● TASK TO COMPLETE
Would you please copy every line below that includes the string "Richtung"?

-------

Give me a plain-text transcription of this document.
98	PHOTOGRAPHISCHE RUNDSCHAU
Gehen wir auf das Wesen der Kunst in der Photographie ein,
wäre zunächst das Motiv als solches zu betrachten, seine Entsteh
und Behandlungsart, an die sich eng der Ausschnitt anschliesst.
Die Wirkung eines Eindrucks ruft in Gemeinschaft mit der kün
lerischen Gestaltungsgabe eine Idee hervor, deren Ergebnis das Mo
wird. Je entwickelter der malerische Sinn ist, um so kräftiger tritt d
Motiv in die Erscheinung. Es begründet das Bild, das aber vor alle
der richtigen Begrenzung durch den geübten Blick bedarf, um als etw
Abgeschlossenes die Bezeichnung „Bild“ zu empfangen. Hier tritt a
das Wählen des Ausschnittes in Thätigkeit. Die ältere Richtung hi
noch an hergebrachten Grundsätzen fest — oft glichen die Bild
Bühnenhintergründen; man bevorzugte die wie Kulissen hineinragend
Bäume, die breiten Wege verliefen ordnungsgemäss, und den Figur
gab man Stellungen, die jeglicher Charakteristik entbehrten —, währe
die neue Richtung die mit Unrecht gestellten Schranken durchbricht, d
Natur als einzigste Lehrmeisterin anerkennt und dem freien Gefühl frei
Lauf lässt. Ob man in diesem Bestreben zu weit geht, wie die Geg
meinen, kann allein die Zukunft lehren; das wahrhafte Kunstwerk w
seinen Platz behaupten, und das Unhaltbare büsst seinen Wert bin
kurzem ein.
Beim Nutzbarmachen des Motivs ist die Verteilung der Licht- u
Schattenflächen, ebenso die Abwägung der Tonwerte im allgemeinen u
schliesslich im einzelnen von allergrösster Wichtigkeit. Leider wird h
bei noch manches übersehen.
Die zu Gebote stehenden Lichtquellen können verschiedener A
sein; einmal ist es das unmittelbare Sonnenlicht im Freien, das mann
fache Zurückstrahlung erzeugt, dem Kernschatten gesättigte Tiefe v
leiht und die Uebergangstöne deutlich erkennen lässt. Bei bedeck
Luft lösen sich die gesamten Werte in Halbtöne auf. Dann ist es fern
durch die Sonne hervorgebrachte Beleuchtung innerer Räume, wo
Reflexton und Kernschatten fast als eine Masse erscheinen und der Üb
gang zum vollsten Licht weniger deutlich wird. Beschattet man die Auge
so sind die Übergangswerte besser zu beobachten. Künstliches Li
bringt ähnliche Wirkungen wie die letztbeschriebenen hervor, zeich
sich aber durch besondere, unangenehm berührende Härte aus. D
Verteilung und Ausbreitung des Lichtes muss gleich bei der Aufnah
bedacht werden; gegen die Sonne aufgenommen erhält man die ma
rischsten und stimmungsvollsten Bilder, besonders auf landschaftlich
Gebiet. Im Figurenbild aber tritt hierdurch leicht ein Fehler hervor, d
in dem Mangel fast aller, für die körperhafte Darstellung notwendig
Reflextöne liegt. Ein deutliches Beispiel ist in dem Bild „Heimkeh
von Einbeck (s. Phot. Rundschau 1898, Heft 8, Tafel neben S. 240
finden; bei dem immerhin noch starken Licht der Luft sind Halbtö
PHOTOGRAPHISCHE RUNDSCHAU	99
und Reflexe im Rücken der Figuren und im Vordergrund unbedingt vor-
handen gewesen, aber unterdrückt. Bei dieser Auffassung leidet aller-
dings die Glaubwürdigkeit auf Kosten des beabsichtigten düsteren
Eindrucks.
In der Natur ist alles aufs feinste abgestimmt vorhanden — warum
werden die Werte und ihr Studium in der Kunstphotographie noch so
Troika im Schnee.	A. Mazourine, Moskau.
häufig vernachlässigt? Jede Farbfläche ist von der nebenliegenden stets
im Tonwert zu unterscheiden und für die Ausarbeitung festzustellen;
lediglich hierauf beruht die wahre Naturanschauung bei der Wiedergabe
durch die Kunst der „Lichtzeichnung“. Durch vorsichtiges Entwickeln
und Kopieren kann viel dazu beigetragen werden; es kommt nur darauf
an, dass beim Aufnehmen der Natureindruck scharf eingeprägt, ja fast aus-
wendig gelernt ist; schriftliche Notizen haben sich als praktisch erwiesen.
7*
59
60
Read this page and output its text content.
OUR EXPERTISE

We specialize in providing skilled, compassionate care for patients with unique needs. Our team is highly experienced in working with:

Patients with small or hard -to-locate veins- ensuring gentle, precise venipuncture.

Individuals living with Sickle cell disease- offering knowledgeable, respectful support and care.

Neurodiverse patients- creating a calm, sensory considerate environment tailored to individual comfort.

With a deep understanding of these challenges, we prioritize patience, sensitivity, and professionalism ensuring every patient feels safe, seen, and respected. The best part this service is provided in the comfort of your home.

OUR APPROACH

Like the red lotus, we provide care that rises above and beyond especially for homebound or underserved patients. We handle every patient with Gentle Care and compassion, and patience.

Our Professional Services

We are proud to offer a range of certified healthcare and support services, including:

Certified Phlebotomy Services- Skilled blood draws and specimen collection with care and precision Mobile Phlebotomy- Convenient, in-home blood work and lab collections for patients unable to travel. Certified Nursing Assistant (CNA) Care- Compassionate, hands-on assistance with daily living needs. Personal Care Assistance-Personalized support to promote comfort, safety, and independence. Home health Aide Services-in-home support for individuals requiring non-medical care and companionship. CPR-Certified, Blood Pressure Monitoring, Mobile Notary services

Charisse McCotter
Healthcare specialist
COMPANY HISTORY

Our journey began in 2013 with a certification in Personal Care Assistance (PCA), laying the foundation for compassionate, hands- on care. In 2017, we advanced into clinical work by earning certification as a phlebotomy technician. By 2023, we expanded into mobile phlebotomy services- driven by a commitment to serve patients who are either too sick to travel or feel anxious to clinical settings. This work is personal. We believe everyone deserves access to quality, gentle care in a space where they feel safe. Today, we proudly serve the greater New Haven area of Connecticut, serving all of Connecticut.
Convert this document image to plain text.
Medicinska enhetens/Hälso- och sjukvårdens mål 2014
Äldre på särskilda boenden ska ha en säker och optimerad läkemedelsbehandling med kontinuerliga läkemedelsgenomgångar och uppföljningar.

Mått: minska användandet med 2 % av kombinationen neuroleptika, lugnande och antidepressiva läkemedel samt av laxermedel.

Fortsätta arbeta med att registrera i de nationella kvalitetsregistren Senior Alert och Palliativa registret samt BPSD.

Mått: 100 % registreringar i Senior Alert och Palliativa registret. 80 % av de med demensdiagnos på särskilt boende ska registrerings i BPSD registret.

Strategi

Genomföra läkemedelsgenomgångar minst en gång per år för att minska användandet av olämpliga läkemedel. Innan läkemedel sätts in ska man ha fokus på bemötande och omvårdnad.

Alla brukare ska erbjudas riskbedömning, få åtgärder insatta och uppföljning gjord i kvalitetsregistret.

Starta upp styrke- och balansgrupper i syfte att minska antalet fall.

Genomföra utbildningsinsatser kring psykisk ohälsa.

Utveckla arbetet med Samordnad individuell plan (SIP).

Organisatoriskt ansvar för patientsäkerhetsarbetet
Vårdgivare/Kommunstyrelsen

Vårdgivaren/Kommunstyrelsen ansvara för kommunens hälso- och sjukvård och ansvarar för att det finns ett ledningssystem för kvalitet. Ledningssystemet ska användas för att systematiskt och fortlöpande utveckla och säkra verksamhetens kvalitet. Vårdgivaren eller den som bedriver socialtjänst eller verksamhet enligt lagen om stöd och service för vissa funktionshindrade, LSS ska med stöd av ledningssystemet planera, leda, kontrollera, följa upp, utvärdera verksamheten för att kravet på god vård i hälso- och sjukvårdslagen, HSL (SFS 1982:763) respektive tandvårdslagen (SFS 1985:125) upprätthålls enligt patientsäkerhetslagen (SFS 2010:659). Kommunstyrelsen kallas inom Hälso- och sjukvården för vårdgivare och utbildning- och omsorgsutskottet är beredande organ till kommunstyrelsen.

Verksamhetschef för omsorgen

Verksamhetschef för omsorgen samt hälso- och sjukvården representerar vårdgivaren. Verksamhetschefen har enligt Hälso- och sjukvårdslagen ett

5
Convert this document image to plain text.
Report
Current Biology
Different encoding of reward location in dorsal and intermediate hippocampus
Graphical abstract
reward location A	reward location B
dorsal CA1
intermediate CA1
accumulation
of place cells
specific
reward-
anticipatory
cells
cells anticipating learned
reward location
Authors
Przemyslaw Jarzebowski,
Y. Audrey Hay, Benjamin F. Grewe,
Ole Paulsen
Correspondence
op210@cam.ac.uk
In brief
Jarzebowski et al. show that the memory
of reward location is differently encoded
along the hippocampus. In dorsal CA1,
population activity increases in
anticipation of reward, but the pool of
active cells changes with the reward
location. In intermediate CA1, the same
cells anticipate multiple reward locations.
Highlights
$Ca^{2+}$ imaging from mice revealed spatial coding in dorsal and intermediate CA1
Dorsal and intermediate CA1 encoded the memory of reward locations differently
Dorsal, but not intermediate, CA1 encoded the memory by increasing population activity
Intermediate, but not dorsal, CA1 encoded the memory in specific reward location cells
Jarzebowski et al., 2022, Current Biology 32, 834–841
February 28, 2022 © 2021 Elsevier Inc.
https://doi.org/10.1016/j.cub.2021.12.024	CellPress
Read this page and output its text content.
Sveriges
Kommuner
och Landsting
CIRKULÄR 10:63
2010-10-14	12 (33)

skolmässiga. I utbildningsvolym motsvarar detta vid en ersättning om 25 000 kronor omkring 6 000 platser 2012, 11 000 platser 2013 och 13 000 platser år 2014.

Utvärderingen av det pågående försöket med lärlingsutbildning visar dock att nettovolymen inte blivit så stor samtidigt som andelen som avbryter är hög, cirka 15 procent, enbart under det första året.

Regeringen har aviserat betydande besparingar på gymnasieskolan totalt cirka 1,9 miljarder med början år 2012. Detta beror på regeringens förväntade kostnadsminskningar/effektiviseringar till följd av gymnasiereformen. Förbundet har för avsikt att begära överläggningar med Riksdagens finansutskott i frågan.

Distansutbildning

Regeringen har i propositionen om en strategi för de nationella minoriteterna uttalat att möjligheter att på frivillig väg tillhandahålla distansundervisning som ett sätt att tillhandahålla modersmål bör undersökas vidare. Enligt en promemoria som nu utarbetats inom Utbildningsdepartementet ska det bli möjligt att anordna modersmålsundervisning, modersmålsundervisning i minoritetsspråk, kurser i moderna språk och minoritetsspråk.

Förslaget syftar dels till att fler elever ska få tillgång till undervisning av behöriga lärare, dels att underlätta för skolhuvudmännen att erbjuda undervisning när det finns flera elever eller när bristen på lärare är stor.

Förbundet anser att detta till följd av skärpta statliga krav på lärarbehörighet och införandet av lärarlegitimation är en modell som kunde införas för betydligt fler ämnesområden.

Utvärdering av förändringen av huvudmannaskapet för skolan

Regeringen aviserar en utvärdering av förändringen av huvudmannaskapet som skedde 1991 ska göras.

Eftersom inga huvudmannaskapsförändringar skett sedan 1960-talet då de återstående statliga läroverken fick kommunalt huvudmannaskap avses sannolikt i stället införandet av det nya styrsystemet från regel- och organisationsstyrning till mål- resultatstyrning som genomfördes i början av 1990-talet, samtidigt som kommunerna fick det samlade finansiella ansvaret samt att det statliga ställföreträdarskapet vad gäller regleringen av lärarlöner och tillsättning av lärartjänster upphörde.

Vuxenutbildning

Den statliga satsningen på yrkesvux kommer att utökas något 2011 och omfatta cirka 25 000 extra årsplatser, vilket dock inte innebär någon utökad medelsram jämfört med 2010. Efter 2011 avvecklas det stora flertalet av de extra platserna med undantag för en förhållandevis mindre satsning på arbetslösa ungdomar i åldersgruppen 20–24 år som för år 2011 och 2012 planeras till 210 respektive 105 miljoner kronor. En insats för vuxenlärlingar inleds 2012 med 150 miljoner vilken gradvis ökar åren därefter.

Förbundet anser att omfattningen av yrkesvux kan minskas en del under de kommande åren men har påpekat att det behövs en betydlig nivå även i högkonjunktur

-------

● SOLVED PROBLEM
das Wählen des Ausschnittes in Thätigkeit. Die ältere Richtung hi
die neue Richtung die mit Unrecht gestellten Schranken durchbricht, d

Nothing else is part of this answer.